● SET TASK
Only a number is wanted: how many lines in the listing contain the word "Region"?
──────── AVAILABLE RECORDS ────────
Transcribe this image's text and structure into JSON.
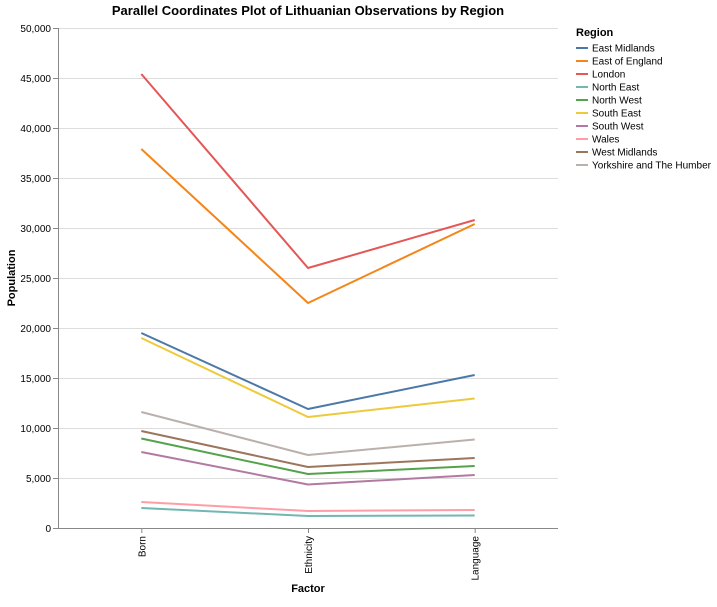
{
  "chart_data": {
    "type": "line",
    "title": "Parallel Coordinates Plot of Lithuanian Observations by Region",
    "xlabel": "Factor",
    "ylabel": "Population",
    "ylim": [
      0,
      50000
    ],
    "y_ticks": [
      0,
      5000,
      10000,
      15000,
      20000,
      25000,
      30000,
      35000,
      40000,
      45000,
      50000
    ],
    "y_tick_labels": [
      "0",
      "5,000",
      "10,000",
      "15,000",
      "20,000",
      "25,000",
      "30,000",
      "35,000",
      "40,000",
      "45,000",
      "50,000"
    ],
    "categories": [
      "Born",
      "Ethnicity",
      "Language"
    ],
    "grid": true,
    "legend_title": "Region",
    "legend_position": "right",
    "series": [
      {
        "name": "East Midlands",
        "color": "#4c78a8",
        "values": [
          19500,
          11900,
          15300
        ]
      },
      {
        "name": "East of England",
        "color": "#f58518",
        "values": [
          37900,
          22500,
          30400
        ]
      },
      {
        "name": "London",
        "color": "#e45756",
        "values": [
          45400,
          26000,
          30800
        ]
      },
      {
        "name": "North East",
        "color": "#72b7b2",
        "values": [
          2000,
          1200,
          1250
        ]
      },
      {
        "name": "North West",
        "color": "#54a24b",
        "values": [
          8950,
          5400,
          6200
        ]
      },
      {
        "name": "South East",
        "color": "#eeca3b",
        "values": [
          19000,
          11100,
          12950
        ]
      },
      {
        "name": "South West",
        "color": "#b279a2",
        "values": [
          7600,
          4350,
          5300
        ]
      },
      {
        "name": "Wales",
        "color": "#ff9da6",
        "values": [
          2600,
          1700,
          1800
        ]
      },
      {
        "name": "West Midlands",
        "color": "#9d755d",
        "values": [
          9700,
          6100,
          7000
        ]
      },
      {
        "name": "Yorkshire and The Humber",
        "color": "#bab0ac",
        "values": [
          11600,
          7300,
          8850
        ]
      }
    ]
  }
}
────────
● ANSWER BELOW
2